### EXERCISE DIRECTIONS
Restate the whole listing word for word. Pictures are left out.

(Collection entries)
• • • •

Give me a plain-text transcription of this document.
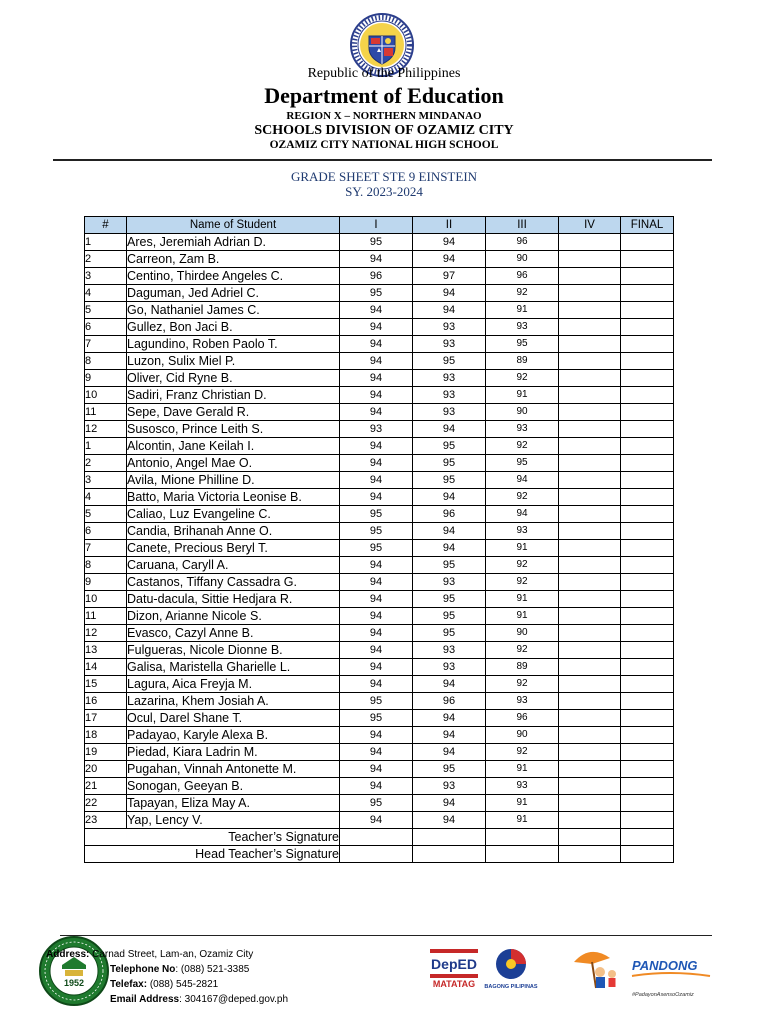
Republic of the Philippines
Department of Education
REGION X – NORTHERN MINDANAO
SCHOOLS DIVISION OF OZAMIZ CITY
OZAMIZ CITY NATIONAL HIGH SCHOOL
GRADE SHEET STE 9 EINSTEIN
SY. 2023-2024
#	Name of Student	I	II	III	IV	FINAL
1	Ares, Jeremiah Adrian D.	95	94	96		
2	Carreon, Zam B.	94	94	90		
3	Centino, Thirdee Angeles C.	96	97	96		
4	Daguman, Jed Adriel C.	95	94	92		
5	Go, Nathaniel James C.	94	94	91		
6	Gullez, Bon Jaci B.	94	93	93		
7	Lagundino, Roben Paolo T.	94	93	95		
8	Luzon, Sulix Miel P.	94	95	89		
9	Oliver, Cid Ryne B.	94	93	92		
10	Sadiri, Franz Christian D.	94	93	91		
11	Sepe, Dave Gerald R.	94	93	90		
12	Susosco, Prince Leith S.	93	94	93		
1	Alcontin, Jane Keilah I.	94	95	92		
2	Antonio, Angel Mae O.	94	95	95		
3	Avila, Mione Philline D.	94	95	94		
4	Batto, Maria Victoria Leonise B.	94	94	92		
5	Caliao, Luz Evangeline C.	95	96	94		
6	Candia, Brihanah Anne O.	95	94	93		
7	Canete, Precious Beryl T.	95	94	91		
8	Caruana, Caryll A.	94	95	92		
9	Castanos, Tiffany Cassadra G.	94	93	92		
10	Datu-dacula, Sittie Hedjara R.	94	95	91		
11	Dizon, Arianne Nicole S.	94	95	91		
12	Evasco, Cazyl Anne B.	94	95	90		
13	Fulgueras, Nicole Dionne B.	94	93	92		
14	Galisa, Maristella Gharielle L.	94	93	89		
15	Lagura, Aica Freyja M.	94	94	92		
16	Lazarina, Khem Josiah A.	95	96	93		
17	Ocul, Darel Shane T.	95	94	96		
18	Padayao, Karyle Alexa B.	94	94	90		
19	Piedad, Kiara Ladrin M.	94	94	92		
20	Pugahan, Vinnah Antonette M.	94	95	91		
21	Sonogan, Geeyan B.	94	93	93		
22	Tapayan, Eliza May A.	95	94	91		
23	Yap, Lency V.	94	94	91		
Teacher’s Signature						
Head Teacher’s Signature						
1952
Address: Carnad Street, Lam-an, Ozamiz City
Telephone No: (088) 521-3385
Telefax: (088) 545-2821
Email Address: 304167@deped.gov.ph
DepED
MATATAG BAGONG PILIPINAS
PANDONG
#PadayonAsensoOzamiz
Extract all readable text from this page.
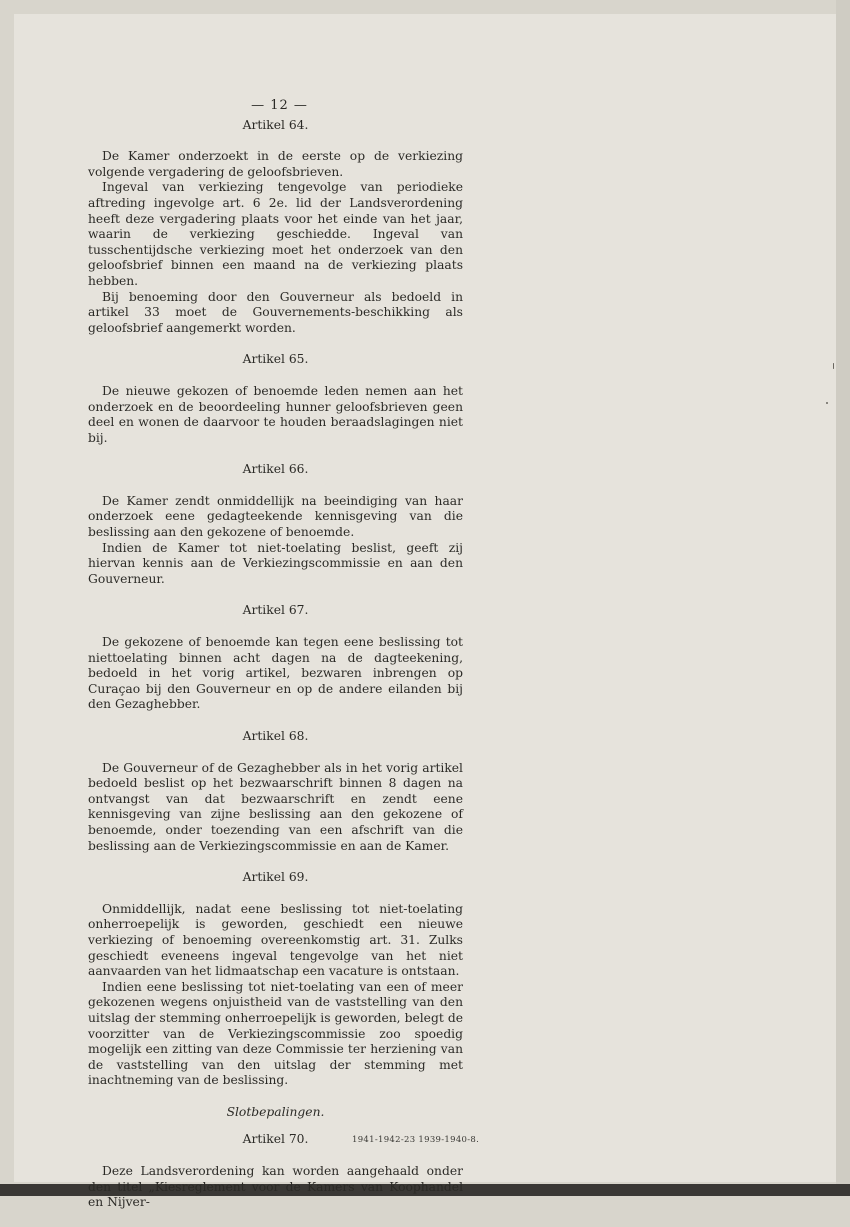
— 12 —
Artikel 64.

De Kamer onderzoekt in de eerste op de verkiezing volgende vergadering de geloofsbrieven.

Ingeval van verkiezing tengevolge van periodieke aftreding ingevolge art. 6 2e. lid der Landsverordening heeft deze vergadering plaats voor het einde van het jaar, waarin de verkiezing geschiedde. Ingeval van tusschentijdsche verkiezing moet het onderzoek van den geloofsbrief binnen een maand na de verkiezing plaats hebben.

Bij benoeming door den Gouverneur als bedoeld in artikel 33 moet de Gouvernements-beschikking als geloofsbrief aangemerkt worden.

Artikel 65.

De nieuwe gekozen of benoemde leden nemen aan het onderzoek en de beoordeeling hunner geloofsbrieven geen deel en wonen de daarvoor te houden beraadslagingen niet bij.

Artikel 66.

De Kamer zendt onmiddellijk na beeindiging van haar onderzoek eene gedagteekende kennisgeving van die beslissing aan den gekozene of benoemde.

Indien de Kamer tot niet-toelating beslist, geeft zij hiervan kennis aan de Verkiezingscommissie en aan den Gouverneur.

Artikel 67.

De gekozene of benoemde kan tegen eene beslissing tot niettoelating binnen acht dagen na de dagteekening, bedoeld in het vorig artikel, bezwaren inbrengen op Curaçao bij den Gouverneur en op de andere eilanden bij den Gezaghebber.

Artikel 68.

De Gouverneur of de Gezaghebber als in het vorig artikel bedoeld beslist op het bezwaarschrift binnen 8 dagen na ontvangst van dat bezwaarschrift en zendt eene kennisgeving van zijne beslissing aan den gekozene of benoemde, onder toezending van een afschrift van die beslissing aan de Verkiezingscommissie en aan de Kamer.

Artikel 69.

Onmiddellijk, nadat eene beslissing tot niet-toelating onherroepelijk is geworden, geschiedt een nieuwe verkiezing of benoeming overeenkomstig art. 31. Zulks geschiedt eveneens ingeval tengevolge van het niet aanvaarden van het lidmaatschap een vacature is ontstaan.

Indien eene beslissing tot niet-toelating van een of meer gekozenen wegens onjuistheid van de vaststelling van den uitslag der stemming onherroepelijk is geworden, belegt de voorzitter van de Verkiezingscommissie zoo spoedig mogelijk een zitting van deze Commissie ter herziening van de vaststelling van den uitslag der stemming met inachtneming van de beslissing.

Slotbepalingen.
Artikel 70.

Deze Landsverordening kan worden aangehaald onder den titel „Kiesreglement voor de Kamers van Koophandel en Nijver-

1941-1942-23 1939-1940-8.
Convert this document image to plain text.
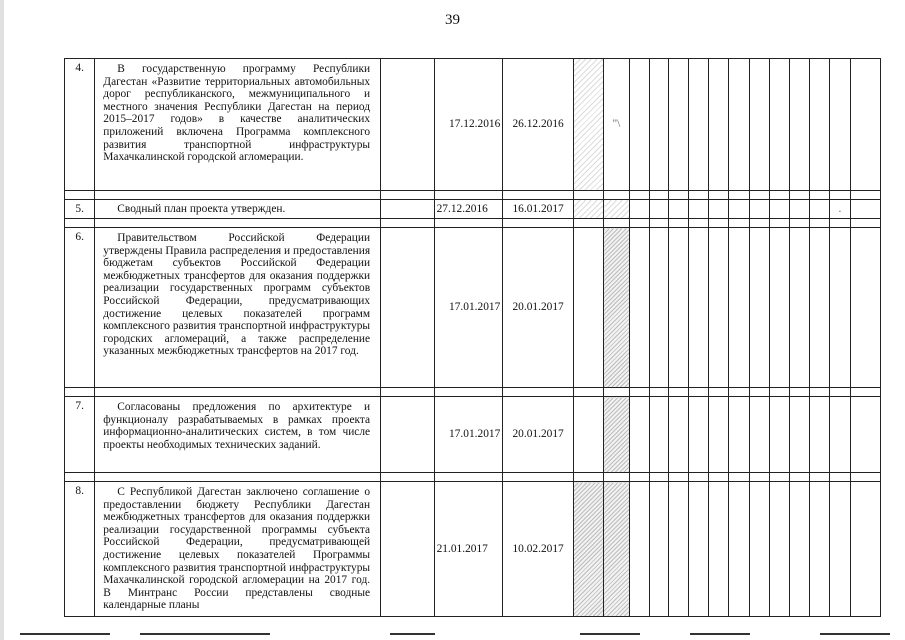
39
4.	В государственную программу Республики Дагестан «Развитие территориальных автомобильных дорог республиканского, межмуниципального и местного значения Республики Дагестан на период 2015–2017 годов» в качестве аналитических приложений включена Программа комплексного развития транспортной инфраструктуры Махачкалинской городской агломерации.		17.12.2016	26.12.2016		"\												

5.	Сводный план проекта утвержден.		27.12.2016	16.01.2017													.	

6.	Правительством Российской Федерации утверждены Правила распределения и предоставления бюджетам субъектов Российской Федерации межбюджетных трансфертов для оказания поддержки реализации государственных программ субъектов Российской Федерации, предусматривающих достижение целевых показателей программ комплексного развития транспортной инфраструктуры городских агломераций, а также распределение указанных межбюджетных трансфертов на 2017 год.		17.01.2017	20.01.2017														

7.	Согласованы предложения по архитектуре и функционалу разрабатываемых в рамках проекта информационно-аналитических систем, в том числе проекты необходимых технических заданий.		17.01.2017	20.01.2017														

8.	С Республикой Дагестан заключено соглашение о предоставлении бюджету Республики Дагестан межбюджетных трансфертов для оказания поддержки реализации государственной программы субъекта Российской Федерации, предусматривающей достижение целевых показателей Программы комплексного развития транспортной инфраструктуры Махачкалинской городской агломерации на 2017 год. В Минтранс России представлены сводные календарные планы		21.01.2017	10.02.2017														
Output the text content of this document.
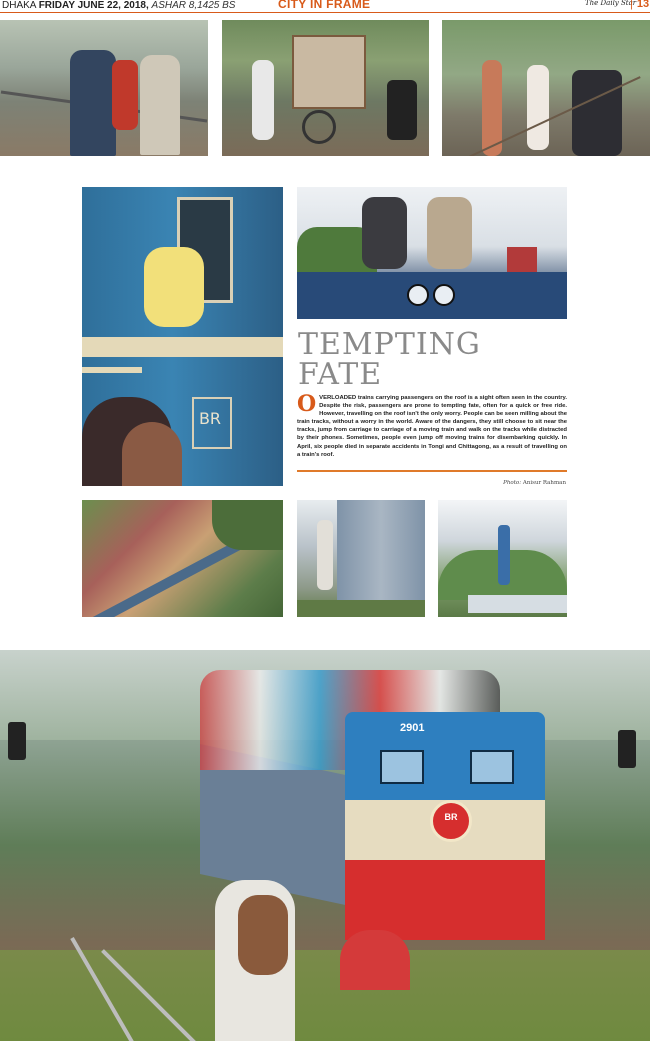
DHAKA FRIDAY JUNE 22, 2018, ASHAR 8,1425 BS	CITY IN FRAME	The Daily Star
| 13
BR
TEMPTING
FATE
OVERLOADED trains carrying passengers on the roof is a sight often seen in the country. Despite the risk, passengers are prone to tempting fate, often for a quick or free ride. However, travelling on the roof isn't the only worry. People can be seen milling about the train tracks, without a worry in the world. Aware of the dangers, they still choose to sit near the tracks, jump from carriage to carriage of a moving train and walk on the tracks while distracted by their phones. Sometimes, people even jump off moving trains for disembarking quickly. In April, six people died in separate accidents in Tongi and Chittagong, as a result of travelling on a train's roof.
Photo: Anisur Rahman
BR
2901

• • • •

### TASK ANSWER
Give me a plain-text transcription of this document.
Republic of the Philippines
Department of Education
REGION X – NORTHERN MINDANAO
SCHOOLS DIVISION OF OZAMIZ CITY
OZAMIZ CITY NATIONAL HIGH SCHOOL
GRADE SHEET STE 9 EINSTEIN
SY. 2023-2024
#	Name of Student	I	II	III	IV	FINAL
1	Ares, Jeremiah Adrian D.	95	94	96		
2	Carreon, Zam B.	94	94	90		
3	Centino, Thirdee Angeles C.	96	97	96		
4	Daguman, Jed Adriel C.	95	94	92		
5	Go, Nathaniel James C.	94	94	91		
6	Gullez, Bon Jaci B.	94	93	93		
7	Lagundino, Roben Paolo T.	94	93	95		
8	Luzon, Sulix Miel P.	94	95	89		
9	Oliver, Cid Ryne B.	94	93	92		
10	Sadiri, Franz Christian D.	94	93	91		
11	Sepe, Dave Gerald R.	94	93	90		
12	Susosco, Prince Leith S.	93	94	93		
1	Alcontin, Jane Keilah I.	94	95	92		
2	Antonio, Angel Mae O.	94	95	95		
3	Avila, Mione Philline D.	94	95	94		
4	Batto, Maria Victoria Leonise B.	94	94	92		
5	Caliao, Luz Evangeline C.	95	96	94		
6	Candia, Brihanah Anne O.	95	94	93		
7	Canete, Precious Beryl T.	95	94	91		
8	Caruana, Caryll A.	94	95	92		
9	Castanos, Tiffany Cassadra G.	94	93	92		
10	Datu-dacula, Sittie Hedjara R.	94	95	91		
11	Dizon, Arianne Nicole S.	94	95	91		
12	Evasco, Cazyl Anne B.	94	95	90		
13	Fulgueras, Nicole Dionne B.	94	93	92		
14	Galisa, Maristella Gharielle L.	94	93	89		
15	Lagura, Aica Freyja M.	94	94	92		
16	Lazarina, Khem Josiah A.	95	96	93		
17	Ocul, Darel Shane T.	95	94	96		
18	Padayao, Karyle Alexa B.	94	94	90		
19	Piedad, Kiara Ladrin M.	94	94	92		
20	Pugahan, Vinnah Antonette M.	94	95	91		
21	Sonogan, Geeyan B.	94	93	93		
22	Tapayan, Eliza May A.	95	94	91		
23	Yap, Lency V.	94	94	91		
Teacher’s Signature						
Head Teacher’s Signature						
1952
Address: Carnad Street, Lam-an, Ozamiz City
Telephone No: (088) 521-3385
Telefax: (088) 545-2821
Email Address: 304167@deped.gov.ph
DepED
MATATAG BAGONG PILIPINAS
PANDONG
#PadayonAsensoOzamiz
Extract all readable text from this page.
— 12 —
Artikel 64.

De Kamer onderzoekt in de eerste op de verkiezing volgende vergadering de geloofsbrieven.

Ingeval van verkiezing tengevolge van periodieke aftreding ingevolge art. 6 2e. lid der Landsverordening heeft deze vergadering plaats voor het einde van het jaar, waarin de verkiezing geschiedde. Ingeval van tusschentijdsche verkiezing moet het onderzoek van den geloofsbrief binnen een maand na de verkiezing plaats hebben.

Bij benoeming door den Gouverneur als bedoeld in artikel 33 moet de Gouvernements-beschikking als geloofsbrief aangemerkt worden.

Artikel 65.

De nieuwe gekozen of benoemde leden nemen aan het onderzoek en de beoordeeling hunner geloofsbrieven geen deel en wonen de daarvoor te houden beraadslagingen niet bij.

Artikel 66.

De Kamer zendt onmiddellijk na beeindiging van haar onderzoek eene gedagteekende kennisgeving van die beslissing aan den gekozene of benoemde.

Indien de Kamer tot niet-toelating beslist, geeft zij hiervan kennis aan de Verkiezingscommissie en aan den Gouverneur.

Artikel 67.

De gekozene of benoemde kan tegen eene beslissing tot niettoelating binnen acht dagen na de dagteekening, bedoeld in het vorig artikel, bezwaren inbrengen op Curaçao bij den Gouverneur en op de andere eilanden bij den Gezaghebber.

Artikel 68.

De Gouverneur of de Gezaghebber als in het vorig artikel bedoeld beslist op het bezwaarschrift binnen 8 dagen na ontvangst van dat bezwaarschrift en zendt eene kennisgeving van zijne beslissing aan den gekozene of benoemde, onder toezending van een afschrift van die beslissing aan de Verkiezingscommissie en aan de Kamer.

Artikel 69.

Onmiddellijk, nadat eene beslissing tot niet-toelating onherroepelijk is geworden, geschiedt een nieuwe verkiezing of benoeming overeenkomstig art. 31. Zulks geschiedt eveneens ingeval tengevolge van het niet aanvaarden van het lidmaatschap een vacature is ontstaan.

Indien eene beslissing tot niet-toelating van een of meer gekozenen wegens onjuistheid van de vaststelling van den uitslag der stemming onherroepelijk is geworden, belegt de voorzitter van de Verkiezingscommissie zoo spoedig mogelijk een zitting van deze Commissie ter herziening van de vaststelling van den uitslag der stemming met inachtneming van de beslissing.

Slotbepalingen.
Artikel 70.

Deze Landsverordening kan worden aangehaald onder den titel „Kiesreglement voor de Kamers van Koophandel en Nijver-

1941-1942-23 1939-1940-8.
Convert this document image to plain text.
39
4.	В государственную программу Республики Дагестан «Развитие территориальных автомобильных дорог республиканского, межмуниципального и местного значения Республики Дагестан на период 2015–2017 годов» в качестве аналитических приложений включена Программа комплексного развития транспортной инфраструктуры Махачкалинской городской агломерации.		17.12.2016	26.12.2016		"\												

5.	Сводный план проекта утвержден.		27.12.2016	16.01.2017													.	

6.	Правительством Российской Федерации утверждены Правила распределения и предоставления бюджетам субъектов Российской Федерации межбюджетных трансфертов для оказания поддержки реализации государственных программ субъектов Российской Федерации, предусматривающих достижение целевых показателей программ комплексного развития транспортной инфраструктуры городских агломераций, а также распределение указанных межбюджетных трансфертов на 2017 год.		17.01.2017	20.01.2017														

7.	Согласованы предложения по архитектуре и функционалу разрабатываемых в рамках проекта информационно-аналитических систем, в том числе проекты необходимых технических заданий.		17.01.2017	20.01.2017														

8.	С Республикой Дагестан заключено соглашение о предоставлении бюджету Республики Дагестан межбюджетных трансфертов для оказания поддержки реализации государственной программы субъекта Российской Федерации, предусматривающей достижение целевых показателей Программы комплексного развития транспортной инфраструктуры Махачкалинской городской агломерации на 2017 год. В Минтранс России представлены сводные календарные планы		21.01.2017	10.02.2017														
Output the text content of this document.
DHAKA FRIDAY JUNE 22, 2018, ASHAR 8,1425 BS	CITY IN FRAME	The Daily Star
| 13
BR
TEMPTING
FATE
OVERLOADED trains carrying passengers on the roof is a sight often seen in the country. Despite the risk, passengers are prone to tempting fate, often for a quick or free ride. However, travelling on the roof isn't the only worry. People can be seen milling about the train tracks, without a worry in the world. Aware of the dangers, they still choose to sit near the tracks, jump from carriage to carriage of a moving train and walk on the tracks while distracted by their phones. Sometimes, people even jump off moving trains for disembarking quickly. In April, six people died in separate accidents in Tongi and Chittagong, as a result of travelling on a train's roof.
Photo: Anisur Rahman
BR
2901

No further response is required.